▶ **Goal**: Copy out each line of the material in which the word "dans" appears.

— start of Data provided —

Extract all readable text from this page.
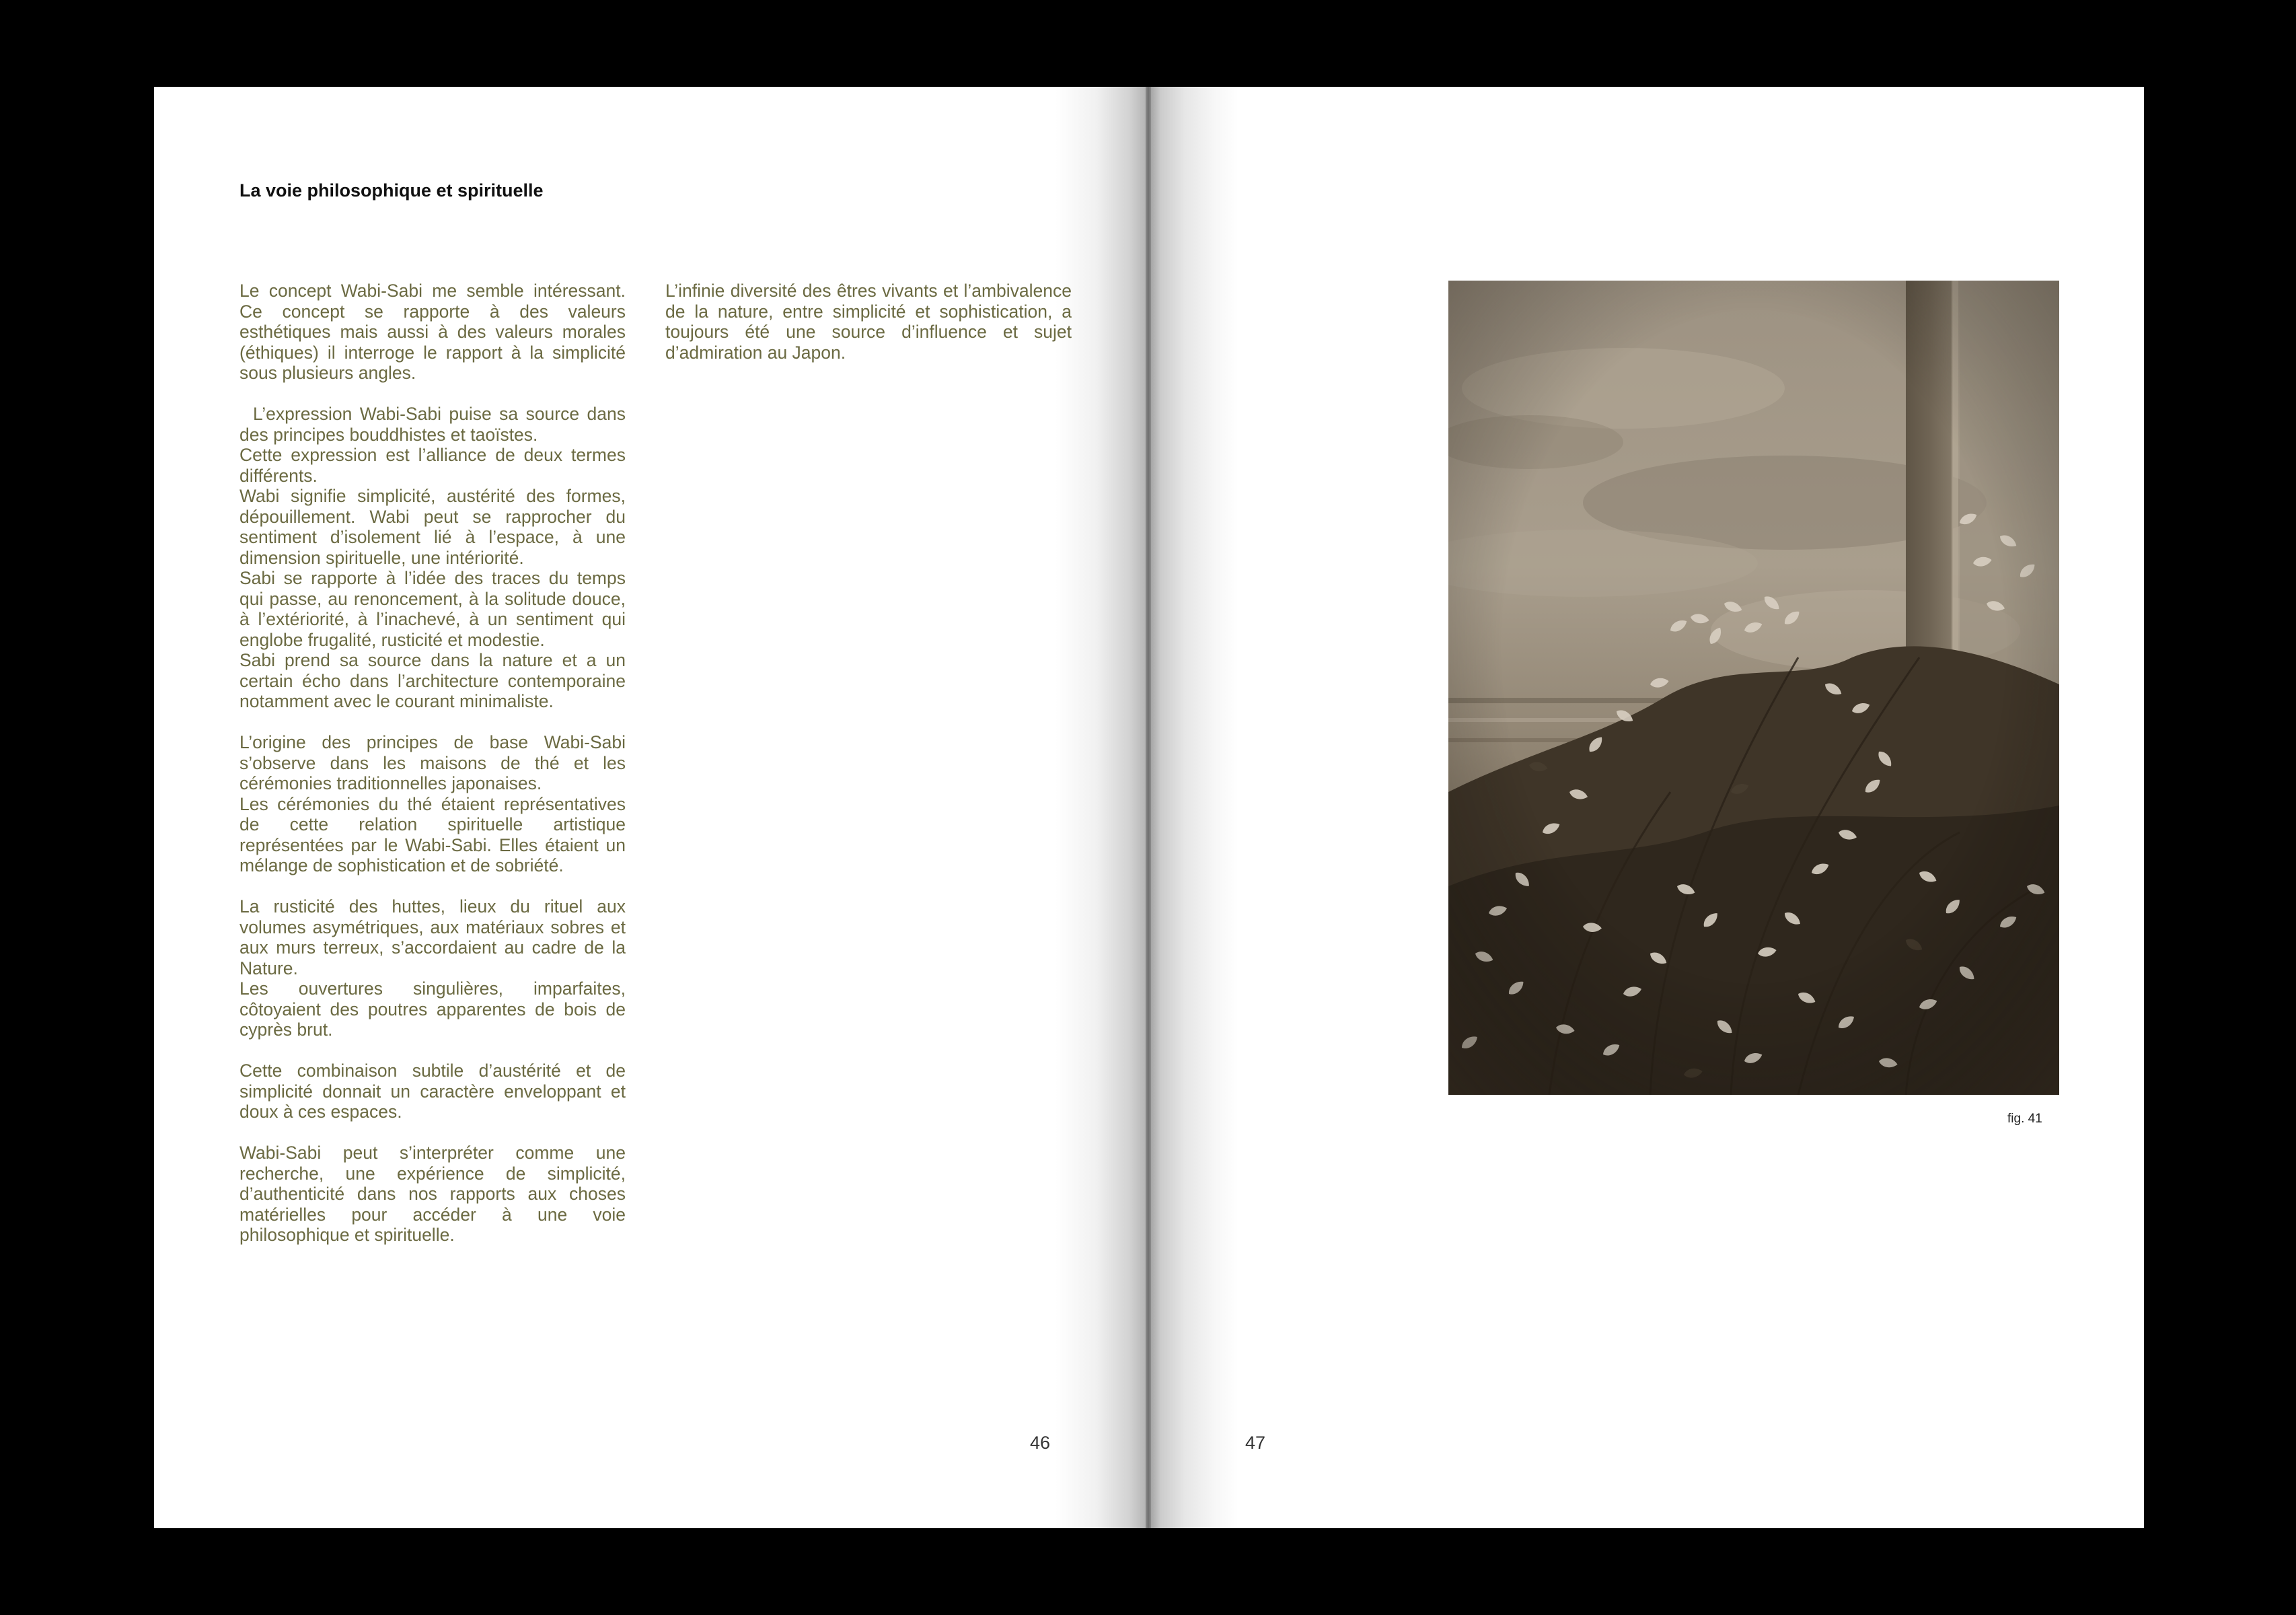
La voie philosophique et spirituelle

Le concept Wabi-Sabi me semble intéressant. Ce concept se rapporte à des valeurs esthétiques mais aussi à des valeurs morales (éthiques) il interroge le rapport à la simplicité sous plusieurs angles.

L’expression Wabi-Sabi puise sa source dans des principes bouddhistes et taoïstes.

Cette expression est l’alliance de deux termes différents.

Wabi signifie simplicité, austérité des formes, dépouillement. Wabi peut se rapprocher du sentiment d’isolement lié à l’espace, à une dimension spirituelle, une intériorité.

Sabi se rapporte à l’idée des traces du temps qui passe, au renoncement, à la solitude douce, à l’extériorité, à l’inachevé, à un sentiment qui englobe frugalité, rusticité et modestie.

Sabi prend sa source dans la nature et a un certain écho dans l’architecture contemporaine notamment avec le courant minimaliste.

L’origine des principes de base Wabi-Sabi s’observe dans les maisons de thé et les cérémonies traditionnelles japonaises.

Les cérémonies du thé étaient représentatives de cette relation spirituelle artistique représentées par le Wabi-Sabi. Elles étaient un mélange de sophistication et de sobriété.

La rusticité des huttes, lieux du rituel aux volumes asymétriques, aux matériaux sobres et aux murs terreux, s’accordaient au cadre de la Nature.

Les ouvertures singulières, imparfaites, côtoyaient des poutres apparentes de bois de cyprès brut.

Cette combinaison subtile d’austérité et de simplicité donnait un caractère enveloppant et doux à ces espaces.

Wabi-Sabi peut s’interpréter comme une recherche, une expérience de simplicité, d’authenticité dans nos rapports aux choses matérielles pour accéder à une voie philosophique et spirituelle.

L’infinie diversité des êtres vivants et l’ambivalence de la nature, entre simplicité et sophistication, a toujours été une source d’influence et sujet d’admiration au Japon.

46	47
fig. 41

— end of Data provided —
— start of Data provided —

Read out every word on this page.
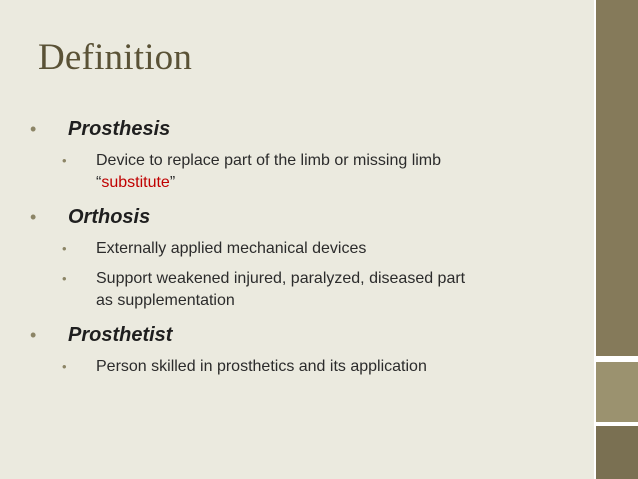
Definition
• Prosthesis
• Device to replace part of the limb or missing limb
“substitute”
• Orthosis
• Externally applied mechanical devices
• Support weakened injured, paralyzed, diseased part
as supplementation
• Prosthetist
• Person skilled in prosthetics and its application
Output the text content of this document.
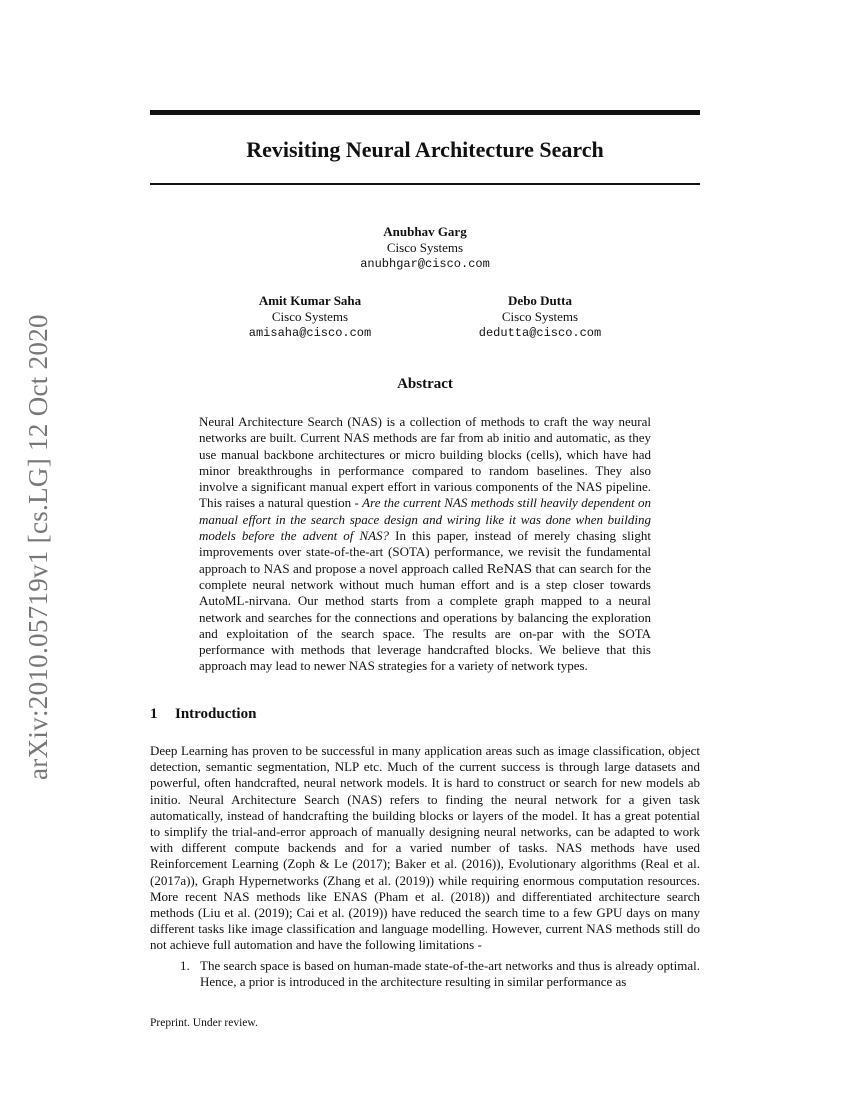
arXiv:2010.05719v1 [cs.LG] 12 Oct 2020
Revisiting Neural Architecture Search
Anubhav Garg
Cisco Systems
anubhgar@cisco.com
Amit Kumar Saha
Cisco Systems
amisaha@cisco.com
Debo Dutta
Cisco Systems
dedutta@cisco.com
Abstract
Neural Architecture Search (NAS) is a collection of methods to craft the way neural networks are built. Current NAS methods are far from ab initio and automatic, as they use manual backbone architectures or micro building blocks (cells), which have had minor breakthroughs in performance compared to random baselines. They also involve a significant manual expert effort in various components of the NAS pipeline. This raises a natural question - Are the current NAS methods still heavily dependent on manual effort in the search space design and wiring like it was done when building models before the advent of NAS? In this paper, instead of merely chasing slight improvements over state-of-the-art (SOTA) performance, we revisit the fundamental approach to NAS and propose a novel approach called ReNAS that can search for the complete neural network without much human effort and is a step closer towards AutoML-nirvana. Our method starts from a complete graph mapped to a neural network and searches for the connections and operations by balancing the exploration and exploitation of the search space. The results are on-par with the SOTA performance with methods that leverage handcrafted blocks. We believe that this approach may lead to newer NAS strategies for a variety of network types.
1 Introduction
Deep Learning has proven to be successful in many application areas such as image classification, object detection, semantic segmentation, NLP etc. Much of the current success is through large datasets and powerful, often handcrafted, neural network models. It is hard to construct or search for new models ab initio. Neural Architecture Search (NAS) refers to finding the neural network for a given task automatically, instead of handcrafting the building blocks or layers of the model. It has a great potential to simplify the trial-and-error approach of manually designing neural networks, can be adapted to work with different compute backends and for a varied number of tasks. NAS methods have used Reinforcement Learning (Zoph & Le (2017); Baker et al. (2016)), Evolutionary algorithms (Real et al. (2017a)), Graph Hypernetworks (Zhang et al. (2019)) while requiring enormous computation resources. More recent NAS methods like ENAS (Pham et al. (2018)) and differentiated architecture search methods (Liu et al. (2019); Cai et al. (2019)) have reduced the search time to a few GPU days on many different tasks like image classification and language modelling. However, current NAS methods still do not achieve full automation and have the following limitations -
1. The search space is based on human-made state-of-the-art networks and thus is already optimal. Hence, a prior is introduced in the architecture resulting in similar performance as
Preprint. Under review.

— end of Data provided —

▶ **Complete answer**:
L’expression Wabi-Sabi puise sa source dans des principes bouddhistes et taoïstes.
Sabi prend sa source dans la nature et a un certain écho dans l’architecture contemporaine notamment avec le courant minimaliste.
L’origine des principes de base Wabi-Sabi s’observe dans les maisons de thé et les cérémonies traditionnelles japonaises.
Wabi-Sabi peut s’interpréter comme une recherche, une expérience de simplicité, d’authenticité dans nos rapports aux choses matérielles pour accéder à une voie philosophique et spirituelle.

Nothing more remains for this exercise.